#### TASK STATEMENT:
Reproduce everything in the records from the line containing "Patent image size: (893, 1341)." down to the line containing "The fibrous network", with both of those lines included.

Source records
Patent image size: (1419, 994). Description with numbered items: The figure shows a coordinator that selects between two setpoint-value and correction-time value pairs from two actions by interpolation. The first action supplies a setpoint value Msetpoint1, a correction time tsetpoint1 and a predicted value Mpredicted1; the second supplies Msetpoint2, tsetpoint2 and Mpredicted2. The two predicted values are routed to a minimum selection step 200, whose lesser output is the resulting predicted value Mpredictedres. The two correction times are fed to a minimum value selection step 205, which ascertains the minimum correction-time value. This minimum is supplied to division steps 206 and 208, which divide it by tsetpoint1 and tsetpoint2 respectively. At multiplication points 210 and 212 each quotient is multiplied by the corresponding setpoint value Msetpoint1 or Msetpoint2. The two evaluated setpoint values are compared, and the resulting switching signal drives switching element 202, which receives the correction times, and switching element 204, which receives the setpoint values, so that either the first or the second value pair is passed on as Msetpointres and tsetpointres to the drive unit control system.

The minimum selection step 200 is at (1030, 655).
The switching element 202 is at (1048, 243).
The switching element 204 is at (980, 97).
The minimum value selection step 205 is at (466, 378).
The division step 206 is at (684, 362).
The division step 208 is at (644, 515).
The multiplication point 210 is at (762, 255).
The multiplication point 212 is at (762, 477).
==
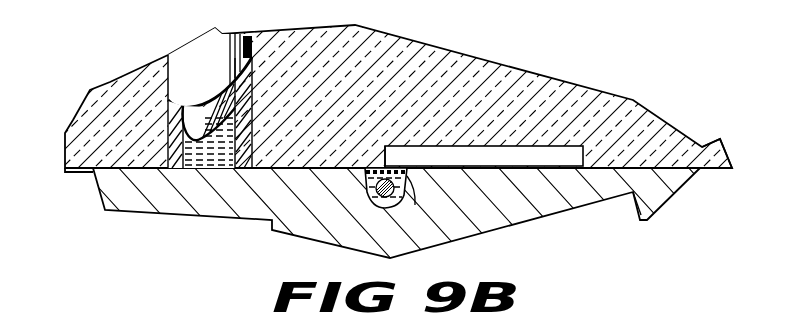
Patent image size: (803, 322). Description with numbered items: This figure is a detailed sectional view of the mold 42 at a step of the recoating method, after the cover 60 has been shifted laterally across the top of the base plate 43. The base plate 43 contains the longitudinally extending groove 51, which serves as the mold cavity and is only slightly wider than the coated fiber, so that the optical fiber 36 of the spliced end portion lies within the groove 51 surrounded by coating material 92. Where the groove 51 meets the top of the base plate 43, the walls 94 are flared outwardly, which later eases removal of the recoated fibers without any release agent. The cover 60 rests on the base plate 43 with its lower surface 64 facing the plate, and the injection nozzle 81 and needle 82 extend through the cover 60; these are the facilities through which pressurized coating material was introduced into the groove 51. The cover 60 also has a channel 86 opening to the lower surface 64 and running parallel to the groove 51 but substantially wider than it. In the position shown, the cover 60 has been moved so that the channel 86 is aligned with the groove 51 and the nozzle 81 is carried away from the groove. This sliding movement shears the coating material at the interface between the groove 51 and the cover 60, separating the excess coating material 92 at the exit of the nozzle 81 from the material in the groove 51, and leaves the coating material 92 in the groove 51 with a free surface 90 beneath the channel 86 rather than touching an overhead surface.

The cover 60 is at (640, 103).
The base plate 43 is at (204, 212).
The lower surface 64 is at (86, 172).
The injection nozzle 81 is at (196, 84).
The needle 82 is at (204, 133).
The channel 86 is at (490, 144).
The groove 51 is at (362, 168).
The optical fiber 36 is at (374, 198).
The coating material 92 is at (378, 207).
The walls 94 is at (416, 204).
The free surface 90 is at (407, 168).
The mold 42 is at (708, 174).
...
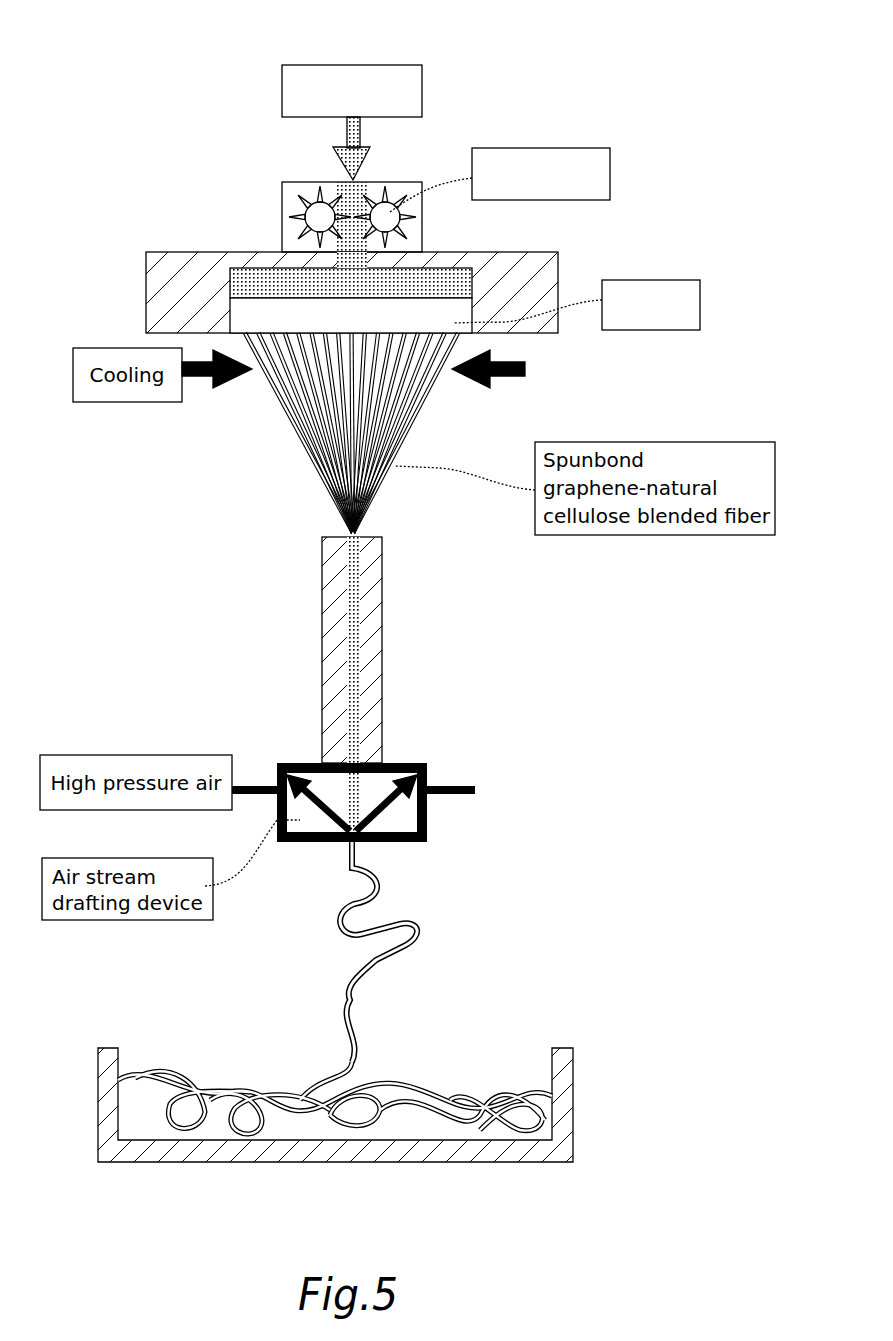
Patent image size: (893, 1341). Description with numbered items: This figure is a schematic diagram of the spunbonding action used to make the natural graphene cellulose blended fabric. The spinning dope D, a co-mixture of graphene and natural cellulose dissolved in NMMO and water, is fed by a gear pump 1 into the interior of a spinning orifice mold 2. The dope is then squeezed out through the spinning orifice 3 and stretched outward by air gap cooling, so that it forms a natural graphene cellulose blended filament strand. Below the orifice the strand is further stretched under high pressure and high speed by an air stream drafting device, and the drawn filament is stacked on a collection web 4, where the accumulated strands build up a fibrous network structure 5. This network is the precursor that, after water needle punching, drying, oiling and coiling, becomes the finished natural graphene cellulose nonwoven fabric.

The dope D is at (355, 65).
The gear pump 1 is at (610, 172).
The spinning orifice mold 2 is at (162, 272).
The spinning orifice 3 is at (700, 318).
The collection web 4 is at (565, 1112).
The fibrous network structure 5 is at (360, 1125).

#### REPLY TO THE TASK:
Patent image size: (893, 1341). Description with numbered items: This figure is a schematic diagram of the spunbonding action used to make the natural graphene cellulose blended fabric. The spinning dope D, a co-mixture of graphene and natural cellulose dissolved in NMMO and water, is fed by a gear pump 1 into the interior of a spinning orifice mold 2. The dope is then squeezed out through the spinning orifice 3 and stretched outward by air gap cooling, so that it forms a natural graphene cellulose blended filament strand. Below the orifice the strand is further stretched under high pressure and high speed by an air stream drafting device, and the drawn filament is stacked on a collection web 4, where the accumulated strands build up a fibrous network structure 5. This network is the precursor that, after water needle punching, drying, oiling and coiling, becomes the finished natural graphene cellulose nonwoven fabric.

The dope D is at (355, 65).
The gear pump 1 is at (610, 172).
The spinning orifice mold 2 is at (162, 272).
The spinning orifice 3 is at (700, 318).
The collection web 4 is at (565, 1112).
The fibrous network structure 5 is at (360, 1125).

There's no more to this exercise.